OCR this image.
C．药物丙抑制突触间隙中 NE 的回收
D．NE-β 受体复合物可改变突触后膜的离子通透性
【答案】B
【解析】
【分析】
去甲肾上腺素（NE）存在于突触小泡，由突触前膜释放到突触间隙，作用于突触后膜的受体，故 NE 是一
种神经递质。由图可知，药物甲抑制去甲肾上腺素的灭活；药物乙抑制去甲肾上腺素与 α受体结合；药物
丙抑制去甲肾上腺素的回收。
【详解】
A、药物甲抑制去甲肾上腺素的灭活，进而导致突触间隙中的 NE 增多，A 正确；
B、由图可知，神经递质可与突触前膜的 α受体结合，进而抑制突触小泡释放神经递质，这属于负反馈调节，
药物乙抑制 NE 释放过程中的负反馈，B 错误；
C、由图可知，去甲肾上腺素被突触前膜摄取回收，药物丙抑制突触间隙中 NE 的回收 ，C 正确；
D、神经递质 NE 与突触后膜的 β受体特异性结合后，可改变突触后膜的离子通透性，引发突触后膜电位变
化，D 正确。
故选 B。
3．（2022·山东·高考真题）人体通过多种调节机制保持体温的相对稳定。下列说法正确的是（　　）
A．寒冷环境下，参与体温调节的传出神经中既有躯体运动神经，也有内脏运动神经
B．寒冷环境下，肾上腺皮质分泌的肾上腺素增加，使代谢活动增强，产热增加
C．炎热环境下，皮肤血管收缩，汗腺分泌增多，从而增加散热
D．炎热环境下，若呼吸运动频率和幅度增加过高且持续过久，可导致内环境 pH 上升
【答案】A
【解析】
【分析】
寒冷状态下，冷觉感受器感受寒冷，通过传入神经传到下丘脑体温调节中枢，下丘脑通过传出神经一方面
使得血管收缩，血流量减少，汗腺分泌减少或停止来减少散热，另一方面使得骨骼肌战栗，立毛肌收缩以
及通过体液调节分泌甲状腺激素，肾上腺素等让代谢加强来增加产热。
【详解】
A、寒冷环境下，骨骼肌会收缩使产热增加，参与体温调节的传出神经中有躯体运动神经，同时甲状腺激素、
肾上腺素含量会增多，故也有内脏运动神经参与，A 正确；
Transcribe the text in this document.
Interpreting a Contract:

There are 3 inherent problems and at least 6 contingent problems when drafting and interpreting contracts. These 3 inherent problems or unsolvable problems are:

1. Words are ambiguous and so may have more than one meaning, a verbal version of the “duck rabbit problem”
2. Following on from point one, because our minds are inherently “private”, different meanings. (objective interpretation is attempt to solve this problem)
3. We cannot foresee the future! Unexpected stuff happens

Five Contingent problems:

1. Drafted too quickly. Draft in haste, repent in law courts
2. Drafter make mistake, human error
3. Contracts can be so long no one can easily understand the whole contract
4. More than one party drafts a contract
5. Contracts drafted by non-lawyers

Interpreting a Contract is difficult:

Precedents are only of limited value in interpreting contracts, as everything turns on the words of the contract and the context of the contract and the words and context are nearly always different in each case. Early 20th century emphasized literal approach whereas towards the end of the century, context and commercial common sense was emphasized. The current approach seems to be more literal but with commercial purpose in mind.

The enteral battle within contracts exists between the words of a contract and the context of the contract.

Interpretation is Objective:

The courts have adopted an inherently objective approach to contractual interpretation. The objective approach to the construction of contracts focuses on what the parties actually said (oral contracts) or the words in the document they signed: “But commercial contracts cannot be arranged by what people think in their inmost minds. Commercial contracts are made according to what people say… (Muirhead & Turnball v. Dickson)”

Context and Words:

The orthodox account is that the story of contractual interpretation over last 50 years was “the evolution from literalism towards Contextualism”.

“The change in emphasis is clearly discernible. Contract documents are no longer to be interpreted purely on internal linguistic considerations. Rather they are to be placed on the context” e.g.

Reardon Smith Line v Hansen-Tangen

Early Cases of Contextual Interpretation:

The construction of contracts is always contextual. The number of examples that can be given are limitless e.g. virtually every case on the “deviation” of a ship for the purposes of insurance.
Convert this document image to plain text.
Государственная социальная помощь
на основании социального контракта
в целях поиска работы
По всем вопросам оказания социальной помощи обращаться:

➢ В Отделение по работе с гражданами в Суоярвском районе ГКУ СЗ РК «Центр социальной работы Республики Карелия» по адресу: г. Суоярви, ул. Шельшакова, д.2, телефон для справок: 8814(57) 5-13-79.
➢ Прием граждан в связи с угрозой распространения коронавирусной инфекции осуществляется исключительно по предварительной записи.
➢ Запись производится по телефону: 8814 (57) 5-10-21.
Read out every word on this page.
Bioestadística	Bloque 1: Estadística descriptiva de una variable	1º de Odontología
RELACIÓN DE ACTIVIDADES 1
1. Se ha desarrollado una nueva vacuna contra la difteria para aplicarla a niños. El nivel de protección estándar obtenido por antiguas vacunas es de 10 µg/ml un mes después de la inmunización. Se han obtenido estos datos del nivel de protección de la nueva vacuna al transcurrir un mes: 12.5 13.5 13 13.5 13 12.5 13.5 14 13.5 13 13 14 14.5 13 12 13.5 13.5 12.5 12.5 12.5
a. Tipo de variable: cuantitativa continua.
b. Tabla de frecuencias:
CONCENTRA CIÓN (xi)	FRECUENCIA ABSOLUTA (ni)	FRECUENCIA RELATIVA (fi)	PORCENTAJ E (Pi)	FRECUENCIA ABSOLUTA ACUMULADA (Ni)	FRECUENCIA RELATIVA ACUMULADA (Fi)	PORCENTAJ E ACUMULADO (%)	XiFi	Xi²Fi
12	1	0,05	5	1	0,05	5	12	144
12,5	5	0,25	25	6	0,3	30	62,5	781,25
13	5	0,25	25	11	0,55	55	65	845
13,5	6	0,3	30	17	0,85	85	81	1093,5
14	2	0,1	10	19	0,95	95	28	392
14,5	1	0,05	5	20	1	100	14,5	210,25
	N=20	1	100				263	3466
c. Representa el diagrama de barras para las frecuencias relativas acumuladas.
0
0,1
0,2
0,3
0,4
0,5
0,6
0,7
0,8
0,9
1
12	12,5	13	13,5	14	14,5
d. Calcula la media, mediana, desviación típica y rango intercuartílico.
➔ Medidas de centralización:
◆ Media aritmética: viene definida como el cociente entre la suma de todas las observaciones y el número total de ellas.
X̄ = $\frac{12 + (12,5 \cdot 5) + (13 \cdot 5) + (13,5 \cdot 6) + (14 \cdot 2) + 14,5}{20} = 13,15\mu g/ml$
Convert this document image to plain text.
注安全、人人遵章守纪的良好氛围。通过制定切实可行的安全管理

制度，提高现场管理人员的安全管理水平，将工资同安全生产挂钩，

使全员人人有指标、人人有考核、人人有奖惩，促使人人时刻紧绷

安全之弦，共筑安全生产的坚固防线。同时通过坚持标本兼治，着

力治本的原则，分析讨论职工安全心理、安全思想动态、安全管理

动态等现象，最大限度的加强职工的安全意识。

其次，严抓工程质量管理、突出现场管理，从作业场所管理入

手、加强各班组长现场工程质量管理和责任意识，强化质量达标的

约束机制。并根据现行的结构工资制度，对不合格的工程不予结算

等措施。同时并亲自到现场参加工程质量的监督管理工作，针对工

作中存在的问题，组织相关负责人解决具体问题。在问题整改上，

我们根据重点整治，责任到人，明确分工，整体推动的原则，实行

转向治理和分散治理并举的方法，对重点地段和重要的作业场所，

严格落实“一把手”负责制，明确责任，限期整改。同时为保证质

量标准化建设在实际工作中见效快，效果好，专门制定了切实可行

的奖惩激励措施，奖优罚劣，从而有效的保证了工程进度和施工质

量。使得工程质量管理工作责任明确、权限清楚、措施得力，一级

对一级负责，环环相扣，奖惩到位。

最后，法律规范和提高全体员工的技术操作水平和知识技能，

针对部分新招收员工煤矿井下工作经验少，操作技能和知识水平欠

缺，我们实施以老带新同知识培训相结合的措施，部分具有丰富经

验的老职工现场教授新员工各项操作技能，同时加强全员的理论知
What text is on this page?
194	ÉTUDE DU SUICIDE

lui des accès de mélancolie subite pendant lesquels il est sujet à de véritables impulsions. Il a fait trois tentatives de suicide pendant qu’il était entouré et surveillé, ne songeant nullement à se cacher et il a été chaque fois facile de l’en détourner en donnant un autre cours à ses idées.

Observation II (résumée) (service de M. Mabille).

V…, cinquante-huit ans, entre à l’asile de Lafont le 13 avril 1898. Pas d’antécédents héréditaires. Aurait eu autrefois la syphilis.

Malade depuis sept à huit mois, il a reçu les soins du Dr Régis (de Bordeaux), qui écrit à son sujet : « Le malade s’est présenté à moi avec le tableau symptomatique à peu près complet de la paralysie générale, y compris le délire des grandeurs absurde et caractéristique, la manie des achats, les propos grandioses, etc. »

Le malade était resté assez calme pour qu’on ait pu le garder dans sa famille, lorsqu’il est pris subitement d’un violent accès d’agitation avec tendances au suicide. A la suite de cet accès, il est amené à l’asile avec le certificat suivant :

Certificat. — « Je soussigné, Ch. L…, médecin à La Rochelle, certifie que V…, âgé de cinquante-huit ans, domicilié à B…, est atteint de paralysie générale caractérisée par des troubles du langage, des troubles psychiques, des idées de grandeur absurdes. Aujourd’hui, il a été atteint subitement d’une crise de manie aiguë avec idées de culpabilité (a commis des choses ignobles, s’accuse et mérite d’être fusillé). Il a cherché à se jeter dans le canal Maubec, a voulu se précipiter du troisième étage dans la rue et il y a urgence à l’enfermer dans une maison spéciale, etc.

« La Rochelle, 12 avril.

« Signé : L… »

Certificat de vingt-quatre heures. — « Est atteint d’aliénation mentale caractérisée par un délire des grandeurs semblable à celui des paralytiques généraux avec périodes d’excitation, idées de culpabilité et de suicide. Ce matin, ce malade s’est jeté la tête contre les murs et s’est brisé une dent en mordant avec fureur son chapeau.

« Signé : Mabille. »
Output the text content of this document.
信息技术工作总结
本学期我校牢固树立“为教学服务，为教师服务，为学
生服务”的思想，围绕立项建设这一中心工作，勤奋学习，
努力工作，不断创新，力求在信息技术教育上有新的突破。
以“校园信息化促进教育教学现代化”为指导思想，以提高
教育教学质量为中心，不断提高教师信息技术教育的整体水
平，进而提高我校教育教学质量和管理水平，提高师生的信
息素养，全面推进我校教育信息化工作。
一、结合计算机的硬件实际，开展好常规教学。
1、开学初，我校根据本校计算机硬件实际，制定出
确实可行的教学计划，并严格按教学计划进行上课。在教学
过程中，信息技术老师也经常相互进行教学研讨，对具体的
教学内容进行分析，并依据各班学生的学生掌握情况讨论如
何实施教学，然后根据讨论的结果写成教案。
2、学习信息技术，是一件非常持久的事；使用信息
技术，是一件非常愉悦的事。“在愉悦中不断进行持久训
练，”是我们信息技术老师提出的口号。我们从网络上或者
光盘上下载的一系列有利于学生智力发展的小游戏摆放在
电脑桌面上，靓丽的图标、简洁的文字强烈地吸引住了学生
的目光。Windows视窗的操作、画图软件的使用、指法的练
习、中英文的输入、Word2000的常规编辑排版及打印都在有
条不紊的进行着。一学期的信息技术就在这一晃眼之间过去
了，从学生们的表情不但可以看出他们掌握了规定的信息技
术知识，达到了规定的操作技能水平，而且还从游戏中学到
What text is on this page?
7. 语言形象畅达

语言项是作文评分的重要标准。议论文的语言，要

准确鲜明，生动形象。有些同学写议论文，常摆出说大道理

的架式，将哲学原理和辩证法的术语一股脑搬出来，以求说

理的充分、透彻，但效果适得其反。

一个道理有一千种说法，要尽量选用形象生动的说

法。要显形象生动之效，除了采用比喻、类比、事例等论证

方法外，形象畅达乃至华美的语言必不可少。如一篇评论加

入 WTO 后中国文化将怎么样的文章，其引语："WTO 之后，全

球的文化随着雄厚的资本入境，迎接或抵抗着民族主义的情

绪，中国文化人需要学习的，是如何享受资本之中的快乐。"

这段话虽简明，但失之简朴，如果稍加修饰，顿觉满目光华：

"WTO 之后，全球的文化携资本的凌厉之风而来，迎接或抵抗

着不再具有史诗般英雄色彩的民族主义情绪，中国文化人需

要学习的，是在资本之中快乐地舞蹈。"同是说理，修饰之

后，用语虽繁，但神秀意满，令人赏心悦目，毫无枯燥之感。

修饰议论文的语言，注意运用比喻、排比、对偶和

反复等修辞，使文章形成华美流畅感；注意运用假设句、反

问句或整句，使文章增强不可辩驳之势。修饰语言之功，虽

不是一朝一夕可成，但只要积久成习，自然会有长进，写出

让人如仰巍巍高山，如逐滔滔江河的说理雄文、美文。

*****

**Task to complete:** Find the line containing "Output the text content of this document.", then output it and every line after it to the end of the data, exactly.

**Result below:**
Output the text content of this document.
信息技术工作总结
本学期我校牢固树立“为教学服务，为教师服务，为学
生服务”的思想，围绕立项建设这一中心工作，勤奋学习，
努力工作，不断创新，力求在信息技术教育上有新的突破。
以“校园信息化促进教育教学现代化”为指导思想，以提高
教育教学质量为中心，不断提高教师信息技术教育的整体水
平，进而提高我校教育教学质量和管理水平，提高师生的信
息素养，全面推进我校教育信息化工作。
一、结合计算机的硬件实际，开展好常规教学。
1、开学初，我校根据本校计算机硬件实际，制定出
确实可行的教学计划，并严格按教学计划进行上课。在教学
过程中，信息技术老师也经常相互进行教学研讨，对具体的
教学内容进行分析，并依据各班学生的学生掌握情况讨论如
何实施教学，然后根据讨论的结果写成教案。
2、学习信息技术，是一件非常持久的事；使用信息
技术，是一件非常愉悦的事。“在愉悦中不断进行持久训
练，”是我们信息技术老师提出的口号。我们从网络上或者
光盘上下载的一系列有利于学生智力发展的小游戏摆放在
电脑桌面上，靓丽的图标、简洁的文字强烈地吸引住了学生
的目光。Windows视窗的操作、画图软件的使用、指法的练
习、中英文的输入、Word2000的常规编辑排版及打印都在有
条不紊的进行着。一学期的信息技术就在这一晃眼之间过去
了，从学生们的表情不但可以看出他们掌握了规定的信息技
术知识，达到了规定的操作技能水平，而且还从游戏中学到
What text is on this page?
7. 语言形象畅达

语言项是作文评分的重要标准。议论文的语言，要

准确鲜明，生动形象。有些同学写议论文，常摆出说大道理

的架式，将哲学原理和辩证法的术语一股脑搬出来，以求说

理的充分、透彻，但效果适得其反。

一个道理有一千种说法，要尽量选用形象生动的说

法。要显形象生动之效，除了采用比喻、类比、事例等论证

方法外，形象畅达乃至华美的语言必不可少。如一篇评论加

入 WTO 后中国文化将怎么样的文章，其引语："WTO 之后，全

球的文化随着雄厚的资本入境，迎接或抵抗着民族主义的情

绪，中国文化人需要学习的，是如何享受资本之中的快乐。"

这段话虽简明，但失之简朴，如果稍加修饰，顿觉满目光华：

"WTO 之后，全球的文化携资本的凌厉之风而来，迎接或抵抗

着不再具有史诗般英雄色彩的民族主义情绪，中国文化人需

要学习的，是在资本之中快乐地舞蹈。"同是说理，修饰之

后，用语虽繁，但神秀意满，令人赏心悦目，毫无枯燥之感。

修饰议论文的语言，注意运用比喻、排比、对偶和

反复等修辞，使文章形成华美流畅感；注意运用假设句、反

问句或整句，使文章增强不可辩驳之势。修饰语言之功，虽

不是一朝一夕可成，但只要积久成习，自然会有长进，写出

让人如仰巍巍高山，如逐滔滔江河的说理雄文、美文。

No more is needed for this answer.